◆ TASK DETAILS
Extract the records below word for word and ignore the images.

◆ DATASET CONTENT
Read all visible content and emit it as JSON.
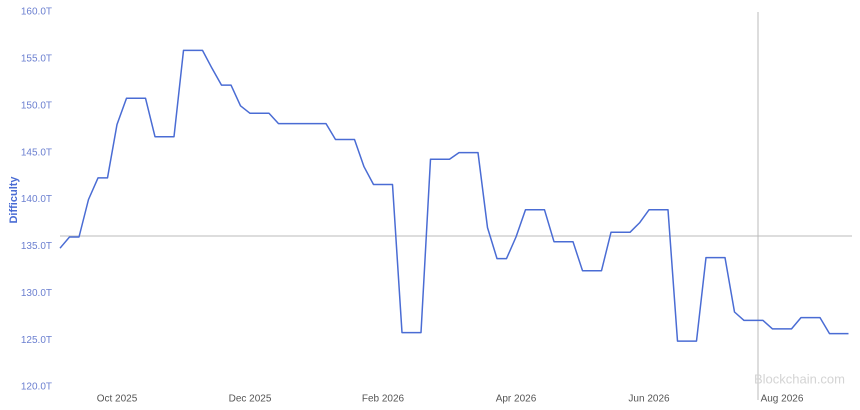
{
  "chart_data": {
    "type": "line",
    "y_label": "Difficulty",
    "watermark": "Blockchain.com",
    "categories": [
      null,
      null,
      null,
      null,
      null,
      null,
      "Oct 2025",
      null,
      null,
      null,
      null,
      null,
      null,
      null,
      null,
      null,
      null,
      null,
      null,
      null,
      "Dec 2025",
      null,
      null,
      null,
      null,
      null,
      null,
      null,
      null,
      null,
      null,
      null,
      null,
      null,
      "Feb 2026",
      null,
      null,
      null,
      null,
      null,
      null,
      null,
      null,
      null,
      null,
      null,
      null,
      null,
      "Apr 2026",
      null,
      null,
      null,
      null,
      null,
      null,
      null,
      null,
      null,
      null,
      null,
      null,
      null,
      "Jun 2026",
      null,
      null,
      null,
      null,
      null,
      null,
      null,
      null,
      null,
      null,
      null,
      null,
      null,
      "Aug 2026",
      null,
      null,
      null,
      null,
      null,
      null,
      null
    ],
    "series": [
      {
        "color": "#4a6cd4",
        "values": [
          134.8,
          136.0,
          136.0,
          140.0,
          142.3,
          142.3,
          148.0,
          150.8,
          150.8,
          150.8,
          146.7,
          146.7,
          146.7,
          155.9,
          155.9,
          155.9,
          154.0,
          152.2,
          152.2,
          150.0,
          149.2,
          149.2,
          149.2,
          148.1,
          148.1,
          148.1,
          148.1,
          148.1,
          148.1,
          146.4,
          146.4,
          146.4,
          143.5,
          141.6,
          141.6,
          141.6,
          125.8,
          125.8,
          125.8,
          144.3,
          144.3,
          144.3,
          145.0,
          145.0,
          145.0,
          137.0,
          133.7,
          133.7,
          136.0,
          138.9,
          138.9,
          138.9,
          135.5,
          135.5,
          135.5,
          132.4,
          132.4,
          132.4,
          136.5,
          136.5,
          136.5,
          137.5,
          138.9,
          138.9,
          138.9,
          124.9,
          124.9,
          124.9,
          133.8,
          133.8,
          133.8,
          128.0,
          127.1,
          127.1,
          127.1,
          126.2,
          126.2,
          126.2,
          127.4,
          127.4,
          127.4,
          125.7,
          125.7,
          125.7
        ]
      }
    ],
    "ylim": [
      120,
      160
    ],
    "yticks": [
      {
        "value": 120,
        "label": "120.0T"
      },
      {
        "value": 125,
        "label": "125.0T"
      },
      {
        "value": 130,
        "label": "130.0T"
      },
      {
        "value": 135,
        "label": "135.0T"
      },
      {
        "value": 140,
        "label": "140.0T"
      },
      {
        "value": 145,
        "label": "145.0T"
      },
      {
        "value": 150,
        "label": "150.0T"
      },
      {
        "value": 155,
        "label": "155.0T"
      },
      {
        "value": 160,
        "label": "160.0T"
      }
    ]
  }
}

◆ FULL SOLUTION
Read all visible content and emit it as JSON.
{
  "chart_data": {
    "type": "line",
    "y_label": "Difficulty",
    "watermark": "Blockchain.com",
    "categories": [
      null,
      null,
      null,
      null,
      null,
      null,
      "Oct 2025",
      null,
      null,
      null,
      null,
      null,
      null,
      null,
      null,
      null,
      null,
      null,
      null,
      null,
      "Dec 2025",
      null,
      null,
      null,
      null,
      null,
      null,
      null,
      null,
      null,
      null,
      null,
      null,
      null,
      "Feb 2026",
      null,
      null,
      null,
      null,
      null,
      null,
      null,
      null,
      null,
      null,
      null,
      null,
      null,
      "Apr 2026",
      null,
      null,
      null,
      null,
      null,
      null,
      null,
      null,
      null,
      null,
      null,
      null,
      null,
      "Jun 2026",
      null,
      null,
      null,
      null,
      null,
      null,
      null,
      null,
      null,
      null,
      null,
      null,
      null,
      "Aug 2026",
      null,
      null,
      null,
      null,
      null,
      null,
      null
    ],
    "series": [
      {
        "color": "#4a6cd4",
        "values": [
          134.8,
          136.0,
          136.0,
          140.0,
          142.3,
          142.3,
          148.0,
          150.8,
          150.8,
          150.8,
          146.7,
          146.7,
          146.7,
          155.9,
          155.9,
          155.9,
          154.0,
          152.2,
          152.2,
          150.0,
          149.2,
          149.2,
          149.2,
          148.1,
          148.1,
          148.1,
          148.1,
          148.1,
          148.1,
          146.4,
          146.4,
          146.4,
          143.5,
          141.6,
          141.6,
          141.6,
          125.8,
          125.8,
          125.8,
          144.3,
          144.3,
          144.3,
          145.0,
          145.0,
          145.0,
          137.0,
          133.7,
          133.7,
          136.0,
          138.9,
          138.9,
          138.9,
          135.5,
          135.5,
          135.5,
          132.4,
          132.4,
          132.4,
          136.5,
          136.5,
          136.5,
          137.5,
          138.9,
          138.9,
          138.9,
          124.9,
          124.9,
          124.9,
          133.8,
          133.8,
          133.8,
          128.0,
          127.1,
          127.1,
          127.1,
          126.2,
          126.2,
          126.2,
          127.4,
          127.4,
          127.4,
          125.7,
          125.7,
          125.7
        ]
      }
    ],
    "ylim": [
      120,
      160
    ],
    "yticks": [
      {
        "value": 120,
        "label": "120.0T"
      },
      {
        "value": 125,
        "label": "125.0T"
      },
      {
        "value": 130,
        "label": "130.0T"
      },
      {
        "value": 135,
        "label": "135.0T"
      },
      {
        "value": 140,
        "label": "140.0T"
      },
      {
        "value": 145,
        "label": "145.0T"
      },
      {
        "value": 150,
        "label": "150.0T"
      },
      {
        "value": 155,
        "label": "155.0T"
      },
      {
        "value": 160,
        "label": "160.0T"
      }
    ]
  }
}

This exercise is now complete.